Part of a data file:
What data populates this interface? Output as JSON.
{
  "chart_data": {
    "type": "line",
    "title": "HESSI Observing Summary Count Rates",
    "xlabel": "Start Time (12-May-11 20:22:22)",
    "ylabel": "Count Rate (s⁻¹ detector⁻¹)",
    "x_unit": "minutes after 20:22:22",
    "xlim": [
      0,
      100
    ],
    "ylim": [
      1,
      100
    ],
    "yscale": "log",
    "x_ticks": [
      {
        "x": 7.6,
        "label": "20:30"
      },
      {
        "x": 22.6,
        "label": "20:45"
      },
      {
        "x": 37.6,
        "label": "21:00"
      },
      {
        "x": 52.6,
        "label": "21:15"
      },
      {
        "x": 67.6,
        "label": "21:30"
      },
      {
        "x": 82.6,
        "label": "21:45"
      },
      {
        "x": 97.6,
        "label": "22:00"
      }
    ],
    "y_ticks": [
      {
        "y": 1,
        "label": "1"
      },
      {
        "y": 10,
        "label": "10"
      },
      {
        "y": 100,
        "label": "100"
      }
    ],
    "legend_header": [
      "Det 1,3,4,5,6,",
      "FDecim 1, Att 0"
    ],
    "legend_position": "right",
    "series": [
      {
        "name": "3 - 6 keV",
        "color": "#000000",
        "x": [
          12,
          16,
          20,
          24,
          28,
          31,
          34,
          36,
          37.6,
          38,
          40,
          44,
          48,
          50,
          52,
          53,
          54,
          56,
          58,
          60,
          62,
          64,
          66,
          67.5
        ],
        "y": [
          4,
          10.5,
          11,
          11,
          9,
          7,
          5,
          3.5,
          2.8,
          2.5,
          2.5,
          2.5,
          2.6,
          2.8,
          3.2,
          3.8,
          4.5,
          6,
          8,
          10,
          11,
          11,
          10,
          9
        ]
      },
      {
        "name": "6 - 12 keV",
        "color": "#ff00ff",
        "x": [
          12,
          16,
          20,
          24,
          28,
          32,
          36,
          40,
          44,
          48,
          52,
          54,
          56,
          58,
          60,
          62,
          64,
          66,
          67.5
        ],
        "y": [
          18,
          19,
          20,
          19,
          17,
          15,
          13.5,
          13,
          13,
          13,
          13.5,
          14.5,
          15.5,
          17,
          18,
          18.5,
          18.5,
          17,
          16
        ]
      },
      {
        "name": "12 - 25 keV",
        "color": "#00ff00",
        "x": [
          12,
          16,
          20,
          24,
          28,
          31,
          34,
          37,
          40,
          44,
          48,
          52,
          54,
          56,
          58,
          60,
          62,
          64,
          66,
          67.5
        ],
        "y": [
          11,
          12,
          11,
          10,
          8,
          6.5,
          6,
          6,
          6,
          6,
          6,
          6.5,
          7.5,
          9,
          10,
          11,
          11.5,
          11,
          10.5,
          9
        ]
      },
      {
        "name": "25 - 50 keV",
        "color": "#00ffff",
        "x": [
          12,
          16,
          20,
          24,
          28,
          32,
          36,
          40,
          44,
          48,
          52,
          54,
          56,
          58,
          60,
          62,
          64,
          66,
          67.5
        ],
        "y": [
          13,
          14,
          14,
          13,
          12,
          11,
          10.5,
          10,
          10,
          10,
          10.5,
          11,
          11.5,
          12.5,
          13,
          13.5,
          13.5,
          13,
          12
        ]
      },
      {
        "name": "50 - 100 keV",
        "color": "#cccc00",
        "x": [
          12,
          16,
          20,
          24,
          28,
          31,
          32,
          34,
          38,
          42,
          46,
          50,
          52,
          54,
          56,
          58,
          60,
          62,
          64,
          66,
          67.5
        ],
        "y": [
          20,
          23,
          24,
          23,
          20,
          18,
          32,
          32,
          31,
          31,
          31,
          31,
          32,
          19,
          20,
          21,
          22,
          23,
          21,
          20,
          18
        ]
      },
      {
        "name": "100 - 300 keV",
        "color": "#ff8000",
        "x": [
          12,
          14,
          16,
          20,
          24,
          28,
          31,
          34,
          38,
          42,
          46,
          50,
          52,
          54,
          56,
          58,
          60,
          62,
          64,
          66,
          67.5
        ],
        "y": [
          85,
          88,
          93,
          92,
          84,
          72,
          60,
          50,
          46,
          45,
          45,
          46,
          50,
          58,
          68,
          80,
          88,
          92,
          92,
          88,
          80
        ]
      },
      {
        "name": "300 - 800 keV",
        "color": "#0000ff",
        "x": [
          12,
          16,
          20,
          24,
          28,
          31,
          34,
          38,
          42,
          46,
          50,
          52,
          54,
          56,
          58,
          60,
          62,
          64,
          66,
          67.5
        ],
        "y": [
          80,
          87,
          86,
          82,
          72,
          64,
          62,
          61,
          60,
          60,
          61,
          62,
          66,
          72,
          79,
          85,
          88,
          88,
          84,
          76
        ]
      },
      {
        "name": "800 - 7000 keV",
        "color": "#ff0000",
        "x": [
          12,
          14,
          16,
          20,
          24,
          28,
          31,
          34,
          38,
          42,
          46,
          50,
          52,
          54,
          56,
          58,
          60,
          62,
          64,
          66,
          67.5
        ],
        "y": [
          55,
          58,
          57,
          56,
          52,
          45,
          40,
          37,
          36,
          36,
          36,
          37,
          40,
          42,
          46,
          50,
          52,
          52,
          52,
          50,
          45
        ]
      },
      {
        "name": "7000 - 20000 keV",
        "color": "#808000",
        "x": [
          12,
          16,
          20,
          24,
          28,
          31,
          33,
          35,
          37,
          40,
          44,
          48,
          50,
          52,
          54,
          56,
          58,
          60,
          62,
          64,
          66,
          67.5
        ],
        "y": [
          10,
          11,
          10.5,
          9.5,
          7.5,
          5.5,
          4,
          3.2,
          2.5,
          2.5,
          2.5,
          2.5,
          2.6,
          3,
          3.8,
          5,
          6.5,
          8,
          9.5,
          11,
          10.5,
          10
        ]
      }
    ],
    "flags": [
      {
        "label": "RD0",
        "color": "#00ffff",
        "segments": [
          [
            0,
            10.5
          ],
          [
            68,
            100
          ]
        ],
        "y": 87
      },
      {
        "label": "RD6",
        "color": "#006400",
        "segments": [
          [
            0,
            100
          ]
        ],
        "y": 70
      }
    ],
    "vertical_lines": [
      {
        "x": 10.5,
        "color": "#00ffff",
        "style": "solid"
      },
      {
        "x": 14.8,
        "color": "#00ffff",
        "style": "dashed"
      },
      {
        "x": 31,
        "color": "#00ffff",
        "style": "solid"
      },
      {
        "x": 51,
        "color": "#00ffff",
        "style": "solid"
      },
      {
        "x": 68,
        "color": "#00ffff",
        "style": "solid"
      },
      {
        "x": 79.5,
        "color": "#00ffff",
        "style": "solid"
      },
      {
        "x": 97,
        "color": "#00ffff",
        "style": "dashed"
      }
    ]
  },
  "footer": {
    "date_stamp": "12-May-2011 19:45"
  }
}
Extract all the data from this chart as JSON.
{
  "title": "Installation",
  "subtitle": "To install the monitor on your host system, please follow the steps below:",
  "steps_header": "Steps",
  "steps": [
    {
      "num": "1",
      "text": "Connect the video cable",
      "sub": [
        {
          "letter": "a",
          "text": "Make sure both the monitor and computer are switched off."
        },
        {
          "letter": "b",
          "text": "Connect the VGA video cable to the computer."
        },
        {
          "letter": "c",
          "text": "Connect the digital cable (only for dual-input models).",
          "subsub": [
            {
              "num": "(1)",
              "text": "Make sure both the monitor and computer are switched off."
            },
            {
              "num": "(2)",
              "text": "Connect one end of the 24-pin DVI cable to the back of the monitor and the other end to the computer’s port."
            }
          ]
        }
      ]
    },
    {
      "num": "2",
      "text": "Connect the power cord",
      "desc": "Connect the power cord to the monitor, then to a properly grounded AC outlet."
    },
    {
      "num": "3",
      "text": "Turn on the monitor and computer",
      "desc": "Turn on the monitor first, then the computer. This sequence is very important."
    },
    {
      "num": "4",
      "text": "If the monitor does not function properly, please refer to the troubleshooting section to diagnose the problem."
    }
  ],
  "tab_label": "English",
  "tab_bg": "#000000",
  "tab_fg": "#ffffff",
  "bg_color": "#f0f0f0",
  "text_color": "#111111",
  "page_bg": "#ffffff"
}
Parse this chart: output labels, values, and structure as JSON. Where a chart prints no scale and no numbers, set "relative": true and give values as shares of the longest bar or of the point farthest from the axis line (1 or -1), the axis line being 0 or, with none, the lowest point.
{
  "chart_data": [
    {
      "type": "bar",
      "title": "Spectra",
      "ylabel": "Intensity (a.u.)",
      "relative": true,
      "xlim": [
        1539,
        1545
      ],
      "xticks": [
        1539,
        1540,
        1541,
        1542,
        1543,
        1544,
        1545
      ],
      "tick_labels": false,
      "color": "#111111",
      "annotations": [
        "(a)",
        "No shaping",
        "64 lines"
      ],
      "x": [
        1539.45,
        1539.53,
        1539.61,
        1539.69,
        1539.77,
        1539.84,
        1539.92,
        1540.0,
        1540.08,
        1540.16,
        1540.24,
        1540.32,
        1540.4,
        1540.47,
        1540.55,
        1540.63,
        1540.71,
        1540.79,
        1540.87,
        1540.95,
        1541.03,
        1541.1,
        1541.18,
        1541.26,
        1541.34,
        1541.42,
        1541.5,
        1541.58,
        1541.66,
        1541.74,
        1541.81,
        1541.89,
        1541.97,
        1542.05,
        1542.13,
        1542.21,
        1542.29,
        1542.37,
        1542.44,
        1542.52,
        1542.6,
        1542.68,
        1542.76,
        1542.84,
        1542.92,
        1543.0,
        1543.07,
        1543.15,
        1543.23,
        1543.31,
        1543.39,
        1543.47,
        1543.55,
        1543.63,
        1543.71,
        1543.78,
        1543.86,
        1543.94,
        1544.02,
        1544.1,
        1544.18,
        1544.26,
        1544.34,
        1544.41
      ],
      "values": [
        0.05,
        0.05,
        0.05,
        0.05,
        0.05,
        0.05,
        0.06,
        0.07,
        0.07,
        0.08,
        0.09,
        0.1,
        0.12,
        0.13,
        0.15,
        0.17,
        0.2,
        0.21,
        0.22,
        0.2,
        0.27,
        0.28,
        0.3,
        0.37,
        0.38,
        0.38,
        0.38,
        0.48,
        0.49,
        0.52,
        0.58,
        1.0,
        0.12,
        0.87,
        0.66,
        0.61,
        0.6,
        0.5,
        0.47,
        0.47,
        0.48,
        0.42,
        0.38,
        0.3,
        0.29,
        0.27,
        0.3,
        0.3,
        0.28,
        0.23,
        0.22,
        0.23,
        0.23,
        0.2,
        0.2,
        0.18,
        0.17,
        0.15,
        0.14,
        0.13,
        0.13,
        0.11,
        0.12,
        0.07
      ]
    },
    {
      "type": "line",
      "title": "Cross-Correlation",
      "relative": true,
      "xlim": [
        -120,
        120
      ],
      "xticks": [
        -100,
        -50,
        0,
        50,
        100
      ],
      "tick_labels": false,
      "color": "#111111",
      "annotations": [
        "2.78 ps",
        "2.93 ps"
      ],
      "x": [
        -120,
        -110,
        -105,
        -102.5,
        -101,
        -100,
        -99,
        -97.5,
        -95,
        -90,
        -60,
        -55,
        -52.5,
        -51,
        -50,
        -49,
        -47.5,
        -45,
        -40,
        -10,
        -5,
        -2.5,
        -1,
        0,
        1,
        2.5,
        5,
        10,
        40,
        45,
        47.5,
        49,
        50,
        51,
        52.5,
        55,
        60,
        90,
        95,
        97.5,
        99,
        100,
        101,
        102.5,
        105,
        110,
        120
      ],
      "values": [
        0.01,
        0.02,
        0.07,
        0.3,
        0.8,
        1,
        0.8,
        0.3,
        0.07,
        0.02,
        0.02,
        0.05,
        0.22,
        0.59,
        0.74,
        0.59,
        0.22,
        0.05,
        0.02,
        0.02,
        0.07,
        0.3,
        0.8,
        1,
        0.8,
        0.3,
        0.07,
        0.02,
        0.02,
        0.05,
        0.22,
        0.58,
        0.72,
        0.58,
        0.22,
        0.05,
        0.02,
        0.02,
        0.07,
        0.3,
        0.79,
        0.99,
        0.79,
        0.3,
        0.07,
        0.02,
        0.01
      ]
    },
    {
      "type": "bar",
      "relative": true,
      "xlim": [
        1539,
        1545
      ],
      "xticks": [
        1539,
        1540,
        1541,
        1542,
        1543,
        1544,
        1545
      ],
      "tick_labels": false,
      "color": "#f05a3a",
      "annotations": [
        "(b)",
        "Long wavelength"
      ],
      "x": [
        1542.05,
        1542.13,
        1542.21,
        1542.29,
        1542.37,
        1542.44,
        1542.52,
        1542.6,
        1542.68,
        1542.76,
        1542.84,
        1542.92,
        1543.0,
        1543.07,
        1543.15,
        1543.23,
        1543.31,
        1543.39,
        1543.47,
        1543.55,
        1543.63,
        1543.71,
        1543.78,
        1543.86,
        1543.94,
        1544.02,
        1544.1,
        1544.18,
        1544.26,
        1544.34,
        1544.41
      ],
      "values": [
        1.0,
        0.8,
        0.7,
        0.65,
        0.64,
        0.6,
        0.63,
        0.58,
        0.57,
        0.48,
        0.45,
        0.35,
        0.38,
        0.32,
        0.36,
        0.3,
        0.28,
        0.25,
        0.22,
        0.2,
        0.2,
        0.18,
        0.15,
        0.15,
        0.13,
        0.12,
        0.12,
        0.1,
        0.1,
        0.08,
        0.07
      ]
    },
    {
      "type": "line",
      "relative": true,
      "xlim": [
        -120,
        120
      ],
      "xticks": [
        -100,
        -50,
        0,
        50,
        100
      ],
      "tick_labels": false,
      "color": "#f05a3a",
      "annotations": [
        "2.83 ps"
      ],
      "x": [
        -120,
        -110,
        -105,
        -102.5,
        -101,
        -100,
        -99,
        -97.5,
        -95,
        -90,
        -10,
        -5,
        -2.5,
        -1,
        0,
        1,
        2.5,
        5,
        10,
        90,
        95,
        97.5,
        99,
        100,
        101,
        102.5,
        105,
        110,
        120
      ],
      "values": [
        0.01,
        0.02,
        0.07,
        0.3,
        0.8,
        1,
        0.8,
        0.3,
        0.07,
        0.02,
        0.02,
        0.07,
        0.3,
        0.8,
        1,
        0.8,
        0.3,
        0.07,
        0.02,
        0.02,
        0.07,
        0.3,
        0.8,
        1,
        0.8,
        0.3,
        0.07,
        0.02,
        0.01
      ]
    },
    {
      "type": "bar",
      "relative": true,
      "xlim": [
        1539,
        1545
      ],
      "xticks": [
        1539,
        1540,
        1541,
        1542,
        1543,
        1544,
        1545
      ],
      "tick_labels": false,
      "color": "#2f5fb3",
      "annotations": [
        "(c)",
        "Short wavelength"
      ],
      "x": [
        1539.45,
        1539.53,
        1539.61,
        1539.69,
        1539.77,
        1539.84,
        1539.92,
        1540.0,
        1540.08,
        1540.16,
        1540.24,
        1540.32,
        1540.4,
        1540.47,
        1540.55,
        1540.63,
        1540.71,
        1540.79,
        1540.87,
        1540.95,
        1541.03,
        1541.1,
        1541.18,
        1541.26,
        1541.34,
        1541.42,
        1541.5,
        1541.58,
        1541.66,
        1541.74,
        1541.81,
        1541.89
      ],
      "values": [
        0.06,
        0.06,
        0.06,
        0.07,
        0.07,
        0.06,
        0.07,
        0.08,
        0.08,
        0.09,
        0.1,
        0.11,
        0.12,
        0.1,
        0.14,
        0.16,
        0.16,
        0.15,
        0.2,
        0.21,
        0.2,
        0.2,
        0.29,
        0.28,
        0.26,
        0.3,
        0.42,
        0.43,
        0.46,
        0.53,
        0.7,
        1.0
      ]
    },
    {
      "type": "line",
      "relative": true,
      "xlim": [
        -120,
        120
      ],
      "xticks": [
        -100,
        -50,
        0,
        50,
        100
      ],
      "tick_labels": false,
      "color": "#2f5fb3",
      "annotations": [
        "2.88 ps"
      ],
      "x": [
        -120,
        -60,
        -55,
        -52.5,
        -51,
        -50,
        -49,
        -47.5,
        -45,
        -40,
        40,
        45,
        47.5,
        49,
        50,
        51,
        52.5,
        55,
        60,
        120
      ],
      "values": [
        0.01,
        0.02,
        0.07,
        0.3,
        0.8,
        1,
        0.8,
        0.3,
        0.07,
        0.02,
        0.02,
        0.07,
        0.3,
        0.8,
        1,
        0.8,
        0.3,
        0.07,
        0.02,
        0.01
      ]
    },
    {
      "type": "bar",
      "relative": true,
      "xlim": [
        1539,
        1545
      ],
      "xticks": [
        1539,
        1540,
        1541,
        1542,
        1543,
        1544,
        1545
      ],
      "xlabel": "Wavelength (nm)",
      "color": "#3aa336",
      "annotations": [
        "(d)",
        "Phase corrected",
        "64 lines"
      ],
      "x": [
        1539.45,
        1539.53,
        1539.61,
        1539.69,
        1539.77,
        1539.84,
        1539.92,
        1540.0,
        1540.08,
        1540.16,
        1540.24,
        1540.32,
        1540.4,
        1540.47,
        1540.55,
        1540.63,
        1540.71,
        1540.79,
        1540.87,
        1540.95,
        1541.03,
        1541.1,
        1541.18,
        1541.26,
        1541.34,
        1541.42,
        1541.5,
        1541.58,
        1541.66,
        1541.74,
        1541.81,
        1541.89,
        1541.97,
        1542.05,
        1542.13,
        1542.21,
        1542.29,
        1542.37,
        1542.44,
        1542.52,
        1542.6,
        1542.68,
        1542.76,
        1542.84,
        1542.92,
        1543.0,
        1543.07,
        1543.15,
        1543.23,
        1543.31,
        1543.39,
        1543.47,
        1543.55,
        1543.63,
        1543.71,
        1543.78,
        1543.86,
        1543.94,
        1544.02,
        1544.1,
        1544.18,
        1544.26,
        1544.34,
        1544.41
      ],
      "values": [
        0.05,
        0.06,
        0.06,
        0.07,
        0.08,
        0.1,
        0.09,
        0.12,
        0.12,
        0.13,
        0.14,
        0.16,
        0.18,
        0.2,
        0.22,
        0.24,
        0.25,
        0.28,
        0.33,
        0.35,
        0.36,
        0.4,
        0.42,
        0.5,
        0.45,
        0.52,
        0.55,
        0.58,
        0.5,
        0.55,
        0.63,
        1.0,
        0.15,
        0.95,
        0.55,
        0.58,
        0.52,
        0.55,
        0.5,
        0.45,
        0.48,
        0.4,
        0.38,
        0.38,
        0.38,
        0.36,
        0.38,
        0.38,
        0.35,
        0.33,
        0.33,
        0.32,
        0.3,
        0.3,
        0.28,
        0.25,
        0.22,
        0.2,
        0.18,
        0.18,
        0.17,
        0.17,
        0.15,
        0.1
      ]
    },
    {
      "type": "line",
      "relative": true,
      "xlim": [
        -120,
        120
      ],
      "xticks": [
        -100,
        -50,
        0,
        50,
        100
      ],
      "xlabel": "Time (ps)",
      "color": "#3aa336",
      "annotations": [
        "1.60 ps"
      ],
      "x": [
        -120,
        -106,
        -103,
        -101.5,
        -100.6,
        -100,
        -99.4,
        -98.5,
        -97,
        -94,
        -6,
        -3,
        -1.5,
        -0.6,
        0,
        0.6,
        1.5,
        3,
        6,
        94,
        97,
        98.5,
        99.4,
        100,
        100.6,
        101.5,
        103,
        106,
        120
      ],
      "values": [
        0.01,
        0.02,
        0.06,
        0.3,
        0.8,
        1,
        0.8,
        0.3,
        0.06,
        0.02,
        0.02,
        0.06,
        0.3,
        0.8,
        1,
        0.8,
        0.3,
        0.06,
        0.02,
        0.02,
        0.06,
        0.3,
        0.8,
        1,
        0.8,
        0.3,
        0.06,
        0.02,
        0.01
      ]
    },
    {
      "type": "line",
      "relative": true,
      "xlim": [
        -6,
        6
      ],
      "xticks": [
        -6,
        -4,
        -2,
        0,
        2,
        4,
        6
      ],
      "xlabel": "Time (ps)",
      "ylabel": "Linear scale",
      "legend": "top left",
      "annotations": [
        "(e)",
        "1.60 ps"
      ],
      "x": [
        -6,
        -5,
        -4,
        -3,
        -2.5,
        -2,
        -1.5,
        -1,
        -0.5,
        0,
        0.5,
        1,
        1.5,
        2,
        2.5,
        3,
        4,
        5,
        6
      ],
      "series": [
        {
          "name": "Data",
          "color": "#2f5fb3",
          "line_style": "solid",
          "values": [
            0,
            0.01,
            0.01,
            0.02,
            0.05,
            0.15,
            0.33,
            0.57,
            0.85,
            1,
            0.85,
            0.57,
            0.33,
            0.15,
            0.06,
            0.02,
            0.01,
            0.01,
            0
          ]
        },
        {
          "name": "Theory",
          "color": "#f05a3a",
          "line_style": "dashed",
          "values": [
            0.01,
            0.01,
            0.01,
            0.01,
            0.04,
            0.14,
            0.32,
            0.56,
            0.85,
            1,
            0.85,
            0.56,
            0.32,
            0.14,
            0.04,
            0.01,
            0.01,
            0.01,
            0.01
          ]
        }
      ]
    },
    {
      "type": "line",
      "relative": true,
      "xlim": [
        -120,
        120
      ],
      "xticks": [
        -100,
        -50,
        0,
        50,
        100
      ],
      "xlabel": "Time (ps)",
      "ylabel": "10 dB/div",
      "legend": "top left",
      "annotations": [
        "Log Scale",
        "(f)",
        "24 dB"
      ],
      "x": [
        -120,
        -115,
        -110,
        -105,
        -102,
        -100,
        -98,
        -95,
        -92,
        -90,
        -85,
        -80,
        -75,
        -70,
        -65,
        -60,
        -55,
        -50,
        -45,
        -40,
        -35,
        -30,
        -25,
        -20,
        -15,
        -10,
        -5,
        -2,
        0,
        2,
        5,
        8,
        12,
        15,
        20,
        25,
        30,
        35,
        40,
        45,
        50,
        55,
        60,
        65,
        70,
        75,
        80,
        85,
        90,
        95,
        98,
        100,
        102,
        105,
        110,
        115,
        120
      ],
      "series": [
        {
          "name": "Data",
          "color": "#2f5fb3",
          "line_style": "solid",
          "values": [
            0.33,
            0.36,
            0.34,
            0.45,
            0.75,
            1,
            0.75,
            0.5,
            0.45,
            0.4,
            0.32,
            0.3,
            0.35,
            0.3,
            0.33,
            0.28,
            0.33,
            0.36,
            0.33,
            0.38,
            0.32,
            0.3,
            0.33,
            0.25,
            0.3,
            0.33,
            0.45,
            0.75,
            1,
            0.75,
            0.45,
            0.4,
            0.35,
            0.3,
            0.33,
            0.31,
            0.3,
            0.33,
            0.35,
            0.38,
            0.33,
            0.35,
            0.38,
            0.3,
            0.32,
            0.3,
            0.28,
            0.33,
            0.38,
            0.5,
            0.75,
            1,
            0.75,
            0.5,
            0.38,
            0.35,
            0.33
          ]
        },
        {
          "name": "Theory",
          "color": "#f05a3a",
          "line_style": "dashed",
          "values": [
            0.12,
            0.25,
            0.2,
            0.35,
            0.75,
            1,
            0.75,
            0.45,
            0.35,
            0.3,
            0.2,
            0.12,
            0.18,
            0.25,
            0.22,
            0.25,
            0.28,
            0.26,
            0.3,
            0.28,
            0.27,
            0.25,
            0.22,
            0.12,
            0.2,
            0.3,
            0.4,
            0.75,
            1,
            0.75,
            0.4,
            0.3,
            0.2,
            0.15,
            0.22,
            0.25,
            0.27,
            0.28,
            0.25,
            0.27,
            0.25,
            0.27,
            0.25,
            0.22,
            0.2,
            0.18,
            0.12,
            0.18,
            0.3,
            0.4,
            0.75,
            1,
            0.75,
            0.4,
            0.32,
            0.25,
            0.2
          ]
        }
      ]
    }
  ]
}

_Objective_
Using the records above, find and show each line with the string "Connect".

_Reply_
      "text": "Connect the video cable",
          "text": "Connect the VGA video cable to the computer."
          "text": "Connect the digital cable (only for dual-input models).",
              "text": "Connect one end of the 24-pin DVI cable to the back of the monitor and the other end to the computer’s port."
      "text": "Connect the power cord",
      "desc": "Connect the power cord to the monitor, then to a properly grounded AC outlet."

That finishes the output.